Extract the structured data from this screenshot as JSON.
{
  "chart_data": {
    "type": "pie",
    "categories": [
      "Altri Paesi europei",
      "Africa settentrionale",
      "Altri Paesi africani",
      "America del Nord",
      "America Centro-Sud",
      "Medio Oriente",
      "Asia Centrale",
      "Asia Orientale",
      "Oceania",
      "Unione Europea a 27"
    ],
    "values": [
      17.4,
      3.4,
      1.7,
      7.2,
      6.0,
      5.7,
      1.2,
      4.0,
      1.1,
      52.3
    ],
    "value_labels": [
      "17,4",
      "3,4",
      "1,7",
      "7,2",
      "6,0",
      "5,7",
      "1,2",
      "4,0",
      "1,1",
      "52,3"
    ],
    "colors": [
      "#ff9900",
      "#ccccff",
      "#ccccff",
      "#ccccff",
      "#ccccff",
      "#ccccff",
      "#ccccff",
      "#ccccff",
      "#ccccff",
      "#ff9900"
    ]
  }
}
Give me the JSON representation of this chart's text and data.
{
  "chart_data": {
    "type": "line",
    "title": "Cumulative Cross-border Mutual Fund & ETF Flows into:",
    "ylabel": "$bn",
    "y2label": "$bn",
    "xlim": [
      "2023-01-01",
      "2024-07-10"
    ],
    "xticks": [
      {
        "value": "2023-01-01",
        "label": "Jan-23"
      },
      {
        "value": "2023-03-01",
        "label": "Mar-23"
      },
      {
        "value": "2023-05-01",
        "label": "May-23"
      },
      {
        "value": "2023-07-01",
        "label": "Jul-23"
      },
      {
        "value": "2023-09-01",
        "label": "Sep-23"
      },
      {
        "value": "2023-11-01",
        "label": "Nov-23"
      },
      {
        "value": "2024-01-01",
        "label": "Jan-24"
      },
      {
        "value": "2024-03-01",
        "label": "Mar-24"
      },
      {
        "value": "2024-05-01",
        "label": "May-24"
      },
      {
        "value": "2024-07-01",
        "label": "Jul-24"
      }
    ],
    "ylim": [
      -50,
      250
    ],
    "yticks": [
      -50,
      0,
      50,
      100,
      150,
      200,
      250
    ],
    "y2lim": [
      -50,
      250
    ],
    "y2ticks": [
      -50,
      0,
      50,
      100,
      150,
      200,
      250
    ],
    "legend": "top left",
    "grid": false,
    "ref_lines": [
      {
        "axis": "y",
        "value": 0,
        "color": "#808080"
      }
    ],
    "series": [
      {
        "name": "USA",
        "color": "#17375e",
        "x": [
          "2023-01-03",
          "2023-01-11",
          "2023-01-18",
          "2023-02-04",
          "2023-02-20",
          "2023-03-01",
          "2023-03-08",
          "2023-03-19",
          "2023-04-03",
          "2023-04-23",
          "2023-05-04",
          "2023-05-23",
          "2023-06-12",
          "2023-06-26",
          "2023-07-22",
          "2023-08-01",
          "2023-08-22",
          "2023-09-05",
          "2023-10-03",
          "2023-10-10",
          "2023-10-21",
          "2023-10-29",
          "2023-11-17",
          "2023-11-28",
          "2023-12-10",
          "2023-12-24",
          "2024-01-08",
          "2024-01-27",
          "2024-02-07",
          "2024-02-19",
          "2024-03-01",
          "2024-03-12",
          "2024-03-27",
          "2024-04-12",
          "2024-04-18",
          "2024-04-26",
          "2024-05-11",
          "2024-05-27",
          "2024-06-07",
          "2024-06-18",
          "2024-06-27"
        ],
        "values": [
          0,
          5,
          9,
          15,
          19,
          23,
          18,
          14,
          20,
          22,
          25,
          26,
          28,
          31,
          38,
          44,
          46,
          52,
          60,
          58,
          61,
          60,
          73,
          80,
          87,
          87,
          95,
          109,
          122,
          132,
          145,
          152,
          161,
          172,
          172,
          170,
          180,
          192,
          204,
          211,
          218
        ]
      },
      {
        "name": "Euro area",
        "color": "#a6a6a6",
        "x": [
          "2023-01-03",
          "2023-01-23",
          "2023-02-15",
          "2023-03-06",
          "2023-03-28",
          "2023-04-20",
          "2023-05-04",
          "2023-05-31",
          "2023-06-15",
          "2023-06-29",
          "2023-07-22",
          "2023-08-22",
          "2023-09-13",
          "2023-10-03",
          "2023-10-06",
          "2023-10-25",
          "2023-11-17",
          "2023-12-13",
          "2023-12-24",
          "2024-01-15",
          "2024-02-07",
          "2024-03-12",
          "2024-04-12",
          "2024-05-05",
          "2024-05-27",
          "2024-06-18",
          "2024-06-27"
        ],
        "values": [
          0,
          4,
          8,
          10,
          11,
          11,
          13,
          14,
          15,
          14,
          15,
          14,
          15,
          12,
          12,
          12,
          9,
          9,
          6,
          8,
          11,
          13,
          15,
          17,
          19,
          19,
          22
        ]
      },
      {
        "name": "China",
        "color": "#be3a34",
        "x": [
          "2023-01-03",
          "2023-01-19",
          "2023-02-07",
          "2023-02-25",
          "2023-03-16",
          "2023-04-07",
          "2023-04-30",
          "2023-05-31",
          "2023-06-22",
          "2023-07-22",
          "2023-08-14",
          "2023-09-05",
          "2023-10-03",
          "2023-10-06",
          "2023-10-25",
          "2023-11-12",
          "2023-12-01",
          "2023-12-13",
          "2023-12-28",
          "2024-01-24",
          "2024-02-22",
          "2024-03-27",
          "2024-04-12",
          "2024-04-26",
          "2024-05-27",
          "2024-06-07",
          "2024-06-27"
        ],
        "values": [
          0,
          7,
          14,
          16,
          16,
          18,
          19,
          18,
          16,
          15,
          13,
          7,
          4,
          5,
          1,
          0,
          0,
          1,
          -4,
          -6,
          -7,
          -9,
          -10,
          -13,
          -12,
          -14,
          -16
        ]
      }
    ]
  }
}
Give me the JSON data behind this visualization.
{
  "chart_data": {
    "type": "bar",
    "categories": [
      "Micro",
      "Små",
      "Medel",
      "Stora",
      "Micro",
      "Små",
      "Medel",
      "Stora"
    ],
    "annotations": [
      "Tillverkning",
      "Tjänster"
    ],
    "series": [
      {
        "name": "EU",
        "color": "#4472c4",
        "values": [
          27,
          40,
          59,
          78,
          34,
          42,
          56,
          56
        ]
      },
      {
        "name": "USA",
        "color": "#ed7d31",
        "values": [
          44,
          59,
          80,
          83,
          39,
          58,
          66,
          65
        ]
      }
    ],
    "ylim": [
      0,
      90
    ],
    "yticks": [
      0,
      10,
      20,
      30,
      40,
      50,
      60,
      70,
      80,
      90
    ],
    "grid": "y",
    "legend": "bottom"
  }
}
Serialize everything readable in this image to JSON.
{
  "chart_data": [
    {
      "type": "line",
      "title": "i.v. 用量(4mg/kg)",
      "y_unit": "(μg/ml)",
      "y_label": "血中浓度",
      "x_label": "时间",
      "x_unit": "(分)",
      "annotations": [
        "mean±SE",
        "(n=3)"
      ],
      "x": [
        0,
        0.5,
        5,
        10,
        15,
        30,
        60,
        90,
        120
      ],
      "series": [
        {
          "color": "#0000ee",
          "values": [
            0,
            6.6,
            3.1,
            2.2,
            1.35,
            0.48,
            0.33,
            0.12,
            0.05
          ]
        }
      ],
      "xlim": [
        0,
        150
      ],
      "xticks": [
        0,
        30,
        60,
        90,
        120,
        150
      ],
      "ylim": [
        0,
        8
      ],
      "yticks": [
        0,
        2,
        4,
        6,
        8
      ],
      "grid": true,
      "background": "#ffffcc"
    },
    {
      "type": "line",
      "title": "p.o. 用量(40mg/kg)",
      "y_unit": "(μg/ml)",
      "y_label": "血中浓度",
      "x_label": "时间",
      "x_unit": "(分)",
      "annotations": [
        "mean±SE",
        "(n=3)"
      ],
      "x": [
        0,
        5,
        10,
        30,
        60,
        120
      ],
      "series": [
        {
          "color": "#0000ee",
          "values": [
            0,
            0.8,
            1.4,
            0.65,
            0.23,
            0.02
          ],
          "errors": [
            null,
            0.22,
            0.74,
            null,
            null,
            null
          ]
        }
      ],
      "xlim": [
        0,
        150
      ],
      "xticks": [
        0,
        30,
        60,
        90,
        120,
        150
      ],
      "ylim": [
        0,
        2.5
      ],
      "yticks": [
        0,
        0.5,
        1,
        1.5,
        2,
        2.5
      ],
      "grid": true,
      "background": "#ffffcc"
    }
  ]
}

# # # #

Reproduce each line from the records that contains the word "Altri".

» **Solution**:
      "Altri Paesi europei",
      "Altri Paesi africani",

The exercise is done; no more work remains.